▸ **TASK DETAILS**
Say how many lines hold the string "modules", and nothing more.

▸ **EXERCISE MATERIAL**
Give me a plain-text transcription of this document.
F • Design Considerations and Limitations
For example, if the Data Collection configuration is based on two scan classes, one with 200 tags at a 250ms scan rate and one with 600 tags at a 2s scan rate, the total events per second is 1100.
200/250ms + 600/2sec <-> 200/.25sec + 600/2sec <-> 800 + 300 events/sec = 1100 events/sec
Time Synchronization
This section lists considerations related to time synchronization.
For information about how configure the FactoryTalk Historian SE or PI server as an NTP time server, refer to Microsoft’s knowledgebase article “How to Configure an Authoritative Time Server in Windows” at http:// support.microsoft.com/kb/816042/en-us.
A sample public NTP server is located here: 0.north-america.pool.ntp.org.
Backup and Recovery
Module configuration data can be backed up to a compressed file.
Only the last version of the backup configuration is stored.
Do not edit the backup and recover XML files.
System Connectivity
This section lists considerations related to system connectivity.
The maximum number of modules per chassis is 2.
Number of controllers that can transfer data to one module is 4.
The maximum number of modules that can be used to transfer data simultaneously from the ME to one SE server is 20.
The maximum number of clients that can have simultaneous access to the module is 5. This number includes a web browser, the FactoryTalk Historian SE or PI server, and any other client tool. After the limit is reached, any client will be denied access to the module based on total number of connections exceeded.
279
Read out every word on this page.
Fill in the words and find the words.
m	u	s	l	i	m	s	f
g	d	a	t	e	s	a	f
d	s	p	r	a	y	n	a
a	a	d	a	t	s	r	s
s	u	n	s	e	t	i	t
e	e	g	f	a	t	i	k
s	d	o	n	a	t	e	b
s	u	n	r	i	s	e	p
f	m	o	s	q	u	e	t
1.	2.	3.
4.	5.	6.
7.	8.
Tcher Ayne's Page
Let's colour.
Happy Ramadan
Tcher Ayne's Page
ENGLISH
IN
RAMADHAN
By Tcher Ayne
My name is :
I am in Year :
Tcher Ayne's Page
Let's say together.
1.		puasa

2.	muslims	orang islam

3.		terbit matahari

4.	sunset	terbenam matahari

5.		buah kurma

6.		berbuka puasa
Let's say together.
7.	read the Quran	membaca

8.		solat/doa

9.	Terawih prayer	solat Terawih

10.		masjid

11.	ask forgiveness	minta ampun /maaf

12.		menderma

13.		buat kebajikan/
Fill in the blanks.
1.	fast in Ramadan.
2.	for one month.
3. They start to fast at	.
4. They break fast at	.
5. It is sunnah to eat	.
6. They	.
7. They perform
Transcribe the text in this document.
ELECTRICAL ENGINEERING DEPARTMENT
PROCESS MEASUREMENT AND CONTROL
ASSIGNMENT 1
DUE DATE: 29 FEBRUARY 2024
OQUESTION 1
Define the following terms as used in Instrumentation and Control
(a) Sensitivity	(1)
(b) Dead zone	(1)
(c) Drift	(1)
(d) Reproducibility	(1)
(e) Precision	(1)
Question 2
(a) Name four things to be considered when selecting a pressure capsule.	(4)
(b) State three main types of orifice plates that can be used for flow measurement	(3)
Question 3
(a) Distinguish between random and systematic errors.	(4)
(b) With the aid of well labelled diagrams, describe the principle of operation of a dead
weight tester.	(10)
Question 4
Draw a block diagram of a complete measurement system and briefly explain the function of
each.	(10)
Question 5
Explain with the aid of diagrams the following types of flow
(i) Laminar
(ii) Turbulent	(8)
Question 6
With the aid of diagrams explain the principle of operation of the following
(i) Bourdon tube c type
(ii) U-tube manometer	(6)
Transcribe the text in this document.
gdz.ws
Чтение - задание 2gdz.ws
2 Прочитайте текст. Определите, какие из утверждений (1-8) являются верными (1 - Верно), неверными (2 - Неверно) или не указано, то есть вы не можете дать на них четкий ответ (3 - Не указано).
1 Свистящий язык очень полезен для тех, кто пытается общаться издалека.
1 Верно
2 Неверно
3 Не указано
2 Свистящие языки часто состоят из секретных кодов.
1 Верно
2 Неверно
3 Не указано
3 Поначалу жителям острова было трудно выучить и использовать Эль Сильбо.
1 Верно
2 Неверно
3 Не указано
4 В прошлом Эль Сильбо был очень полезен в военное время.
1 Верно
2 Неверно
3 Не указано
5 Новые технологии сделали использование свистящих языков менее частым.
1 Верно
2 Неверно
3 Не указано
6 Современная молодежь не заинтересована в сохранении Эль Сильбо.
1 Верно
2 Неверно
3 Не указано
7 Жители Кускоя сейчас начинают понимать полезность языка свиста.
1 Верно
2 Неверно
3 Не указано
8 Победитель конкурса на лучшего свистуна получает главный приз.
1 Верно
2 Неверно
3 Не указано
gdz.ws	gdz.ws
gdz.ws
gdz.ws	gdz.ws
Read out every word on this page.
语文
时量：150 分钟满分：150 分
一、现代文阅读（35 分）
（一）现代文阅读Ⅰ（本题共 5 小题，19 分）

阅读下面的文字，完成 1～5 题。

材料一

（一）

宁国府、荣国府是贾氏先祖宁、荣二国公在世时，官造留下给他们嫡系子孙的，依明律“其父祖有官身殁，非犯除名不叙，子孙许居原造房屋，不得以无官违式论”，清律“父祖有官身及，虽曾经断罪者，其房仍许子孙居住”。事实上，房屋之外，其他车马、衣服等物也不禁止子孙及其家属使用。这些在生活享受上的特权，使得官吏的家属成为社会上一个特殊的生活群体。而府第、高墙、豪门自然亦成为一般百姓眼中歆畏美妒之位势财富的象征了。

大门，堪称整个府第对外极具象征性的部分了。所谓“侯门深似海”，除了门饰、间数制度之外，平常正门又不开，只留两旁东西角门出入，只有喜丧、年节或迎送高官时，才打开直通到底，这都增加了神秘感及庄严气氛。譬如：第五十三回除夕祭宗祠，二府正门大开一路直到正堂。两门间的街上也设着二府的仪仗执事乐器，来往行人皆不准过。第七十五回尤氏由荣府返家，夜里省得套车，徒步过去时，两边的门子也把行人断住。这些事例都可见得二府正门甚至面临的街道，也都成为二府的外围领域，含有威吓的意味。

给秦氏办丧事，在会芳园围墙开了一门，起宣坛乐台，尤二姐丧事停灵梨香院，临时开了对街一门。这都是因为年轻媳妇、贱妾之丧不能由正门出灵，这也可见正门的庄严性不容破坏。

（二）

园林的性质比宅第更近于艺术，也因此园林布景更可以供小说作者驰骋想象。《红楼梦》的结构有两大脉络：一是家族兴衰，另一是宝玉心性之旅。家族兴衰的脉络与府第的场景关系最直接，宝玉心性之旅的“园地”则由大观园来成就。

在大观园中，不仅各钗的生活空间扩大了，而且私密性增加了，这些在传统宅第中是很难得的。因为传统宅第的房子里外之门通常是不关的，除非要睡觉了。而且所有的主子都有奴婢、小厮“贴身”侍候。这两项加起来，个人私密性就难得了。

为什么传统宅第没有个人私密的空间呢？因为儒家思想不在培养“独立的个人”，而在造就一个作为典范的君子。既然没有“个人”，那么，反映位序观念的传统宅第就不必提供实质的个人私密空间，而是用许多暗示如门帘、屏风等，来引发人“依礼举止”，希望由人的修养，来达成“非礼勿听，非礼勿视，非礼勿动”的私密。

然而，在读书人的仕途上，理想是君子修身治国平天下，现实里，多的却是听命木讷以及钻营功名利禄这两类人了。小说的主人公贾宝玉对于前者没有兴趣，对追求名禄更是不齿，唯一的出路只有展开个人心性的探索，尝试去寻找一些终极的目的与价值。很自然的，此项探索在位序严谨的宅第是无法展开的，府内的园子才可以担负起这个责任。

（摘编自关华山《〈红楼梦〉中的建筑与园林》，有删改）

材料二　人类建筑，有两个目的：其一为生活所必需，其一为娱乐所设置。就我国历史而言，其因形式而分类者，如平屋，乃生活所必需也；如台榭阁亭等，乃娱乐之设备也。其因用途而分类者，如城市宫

▸ **EXERCISE RESPONSE**
2